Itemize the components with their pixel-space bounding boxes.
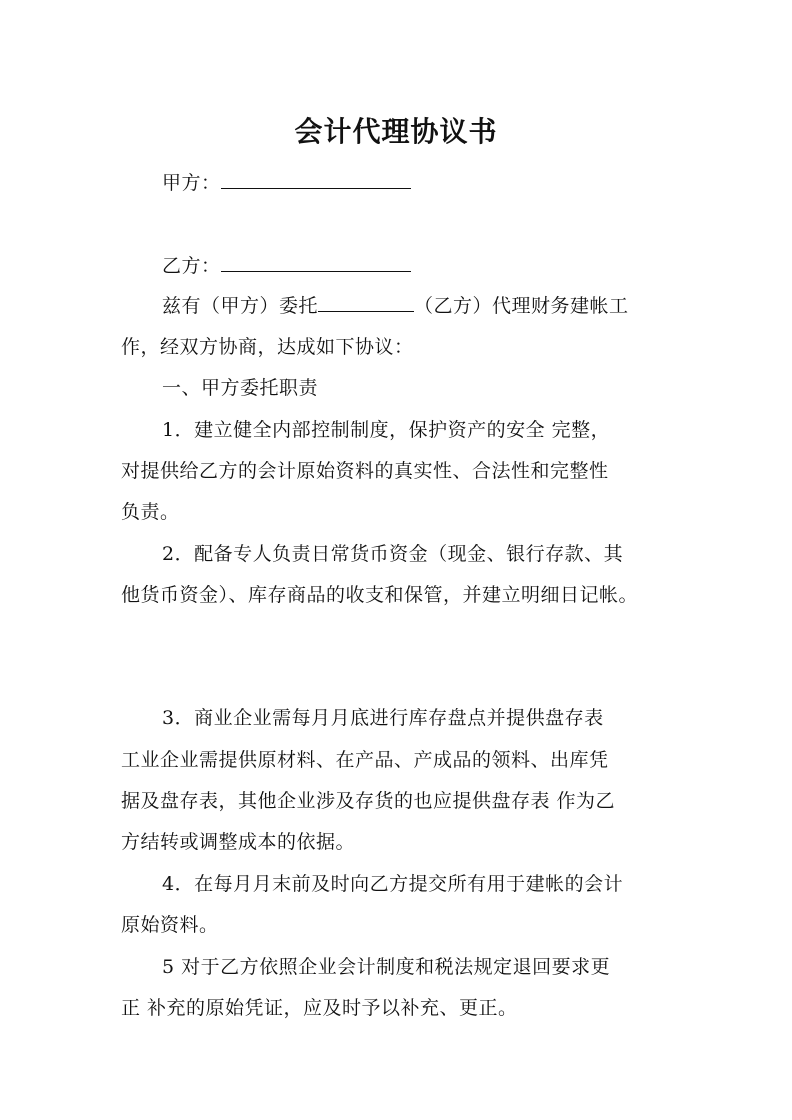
- party-a-label: 甲方：: [162, 172, 221, 194]
- item1-line1: 1．建立健全内部控制制度，保护资产的安全 完整，: [162, 419, 611, 441]
- intro-line-1: [162, 293, 629, 318]
- item4-line2: 原始资料。: [121, 914, 219, 936]
- item3-line2: 工业企业需提供原材料、在产品、产成品的领料、出库凭: [121, 749, 609, 771]
- agent-blank: [318, 293, 414, 312]
- party-a-line: [162, 170, 411, 195]
- item1-line3: 负责。: [121, 501, 180, 523]
- party-b-blank: [221, 253, 411, 272]
- item5-line1: 5 对于乙方依照企业会计制度和税法规定退回要求更: [162, 956, 611, 978]
- document-title: 会计代理协议书: [294, 115, 498, 148]
- party-a-blank: [221, 170, 411, 189]
- section1-heading: 一、甲方委托职责: [162, 377, 319, 399]
- intro-text-b: （乙方）代理财务建帐工: [414, 295, 629, 317]
- item3-line4: 方结转或调整成本的依据。: [121, 831, 356, 853]
- item5-line2: 正 补充的原始凭证，应及时予以补充、更正。: [121, 997, 518, 1019]
- item3-line3: 据及盘存表，其他企业涉及存货的也应提供盘存表 作为乙: [121, 790, 616, 812]
- party-b-label: 乙方：: [162, 255, 221, 277]
- item1-line2: 对提供给乙方的会计原始资料的真实性、合法性和完整性: [121, 460, 609, 482]
- item2-line2: 他货币资金）、库存商品的收支和保管，并建立明细日记帐。: [121, 584, 639, 606]
- party-b-line: [162, 253, 411, 278]
- item2-line1: 2．配备专人负责日常货币资金（现金、银行存款、其: [162, 543, 624, 565]
- intro-text-a: 兹有（甲方）委托: [162, 295, 319, 317]
- item4-line1: 4．在每月月末前及时向乙方提交所有用于建帐的会计: [162, 873, 624, 895]
- intro-line-2: 作，经双方协商，达成如下协议：: [121, 336, 414, 358]
- item3-line1: 3．商业企业需每月月底进行库存盘点并提供盘存表: [162, 707, 604, 729]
-------------------------
■ **What to work on**:
Turn the lines from the one containing "- party-a-label: 甲方：: [162, 172, 221, 194]" through the last line into a Markdown table with the columns Row and Line, skipping any blank lines.

■ **Response**:
| Row | Line |
|---|---|
| 1 | - party-a-label: 甲方：: [162, 172, 221, 194] |
| 2 | - item1-line1: 1．建立健全内部控制制度，保护资产的安全 完整，: [162, 419, 611, 441] |
| 3 | - intro-line-1: [162, 293, 629, 318] |
| 4 | - item4-line2: 原始资料。: [121, 914, 219, 936] |
| 5 | - item3-line2: 工业企业需提供原材料、在产品、产成品的领料、出库凭: [121, 749, 609, 771] |
| 6 | - agent-blank: [318, 293, 414, 312] |
| 7 | - party-a-line: [162, 170, 411, 195] |
| 8 | - item1-line3: 负责。: [121, 501, 180, 523] |
| 9 | - party-b-blank: [221, 253, 411, 272] |
| 10 | - item5-line1: 5 对于乙方依照企业会计制度和税法规定退回要求更: [162, 956, 611, 978] |
| 11 | - document-title: 会计代理协议书: [294, 115, 498, 148] |
| 12 | - party-a-blank: [221, 170, 411, 189] |
| 13 | - section1-heading: 一、甲方委托职责: [162, 377, 319, 399] |
| 14 | - intro-text-b: （乙方）代理财务建帐工: [414, 295, 629, 317] |
| 15 | - item3-line4: 方结转或调整成本的依据。: [121, 831, 356, 853] |
| 16 | - item5-line2: 正 补充的原始凭证，应及时予以补充、更正。: [121, 997, 518, 1019] |
| 17 | - item3-line3: 据及盘存表，其他企业涉及存货的也应提供盘存表 作为乙: [121, 790, 616, 812] |
| 18 | - party-b-label: 乙方：: [162, 255, 221, 277] |
| 19 | - item1-line2: 对提供给乙方的会计原始资料的真实性、合法性和完整性: [121, 460, 609, 482] |
| 20 | - item2-line2: 他货币资金）、库存商品的收支和保管，并建立明细日记帐。: [121, 584, 639, 606] |
| 21 | - party-b-line: [162, 253, 411, 278] |
| 22 | - item2-line1: 2．配备专人负责日常货币资金（现金、银行存款、其: [162, 543, 624, 565] |
| 23 | - intro-text-a: 兹有（甲方）委托: [162, 295, 319, 317] |
| 24 | - item4-line1: 4．在每月月末前及时向乙方提交所有用于建帐的会计: [162, 873, 624, 895] |
| 25 | - intro-line-2: 作，经双方协商，达成如下协议：: [121, 336, 414, 358] |
| 26 | - item3-line1: 3．商业企业需每月月底进行库存盘点并提供盘存表: [162, 707, 604, 729] |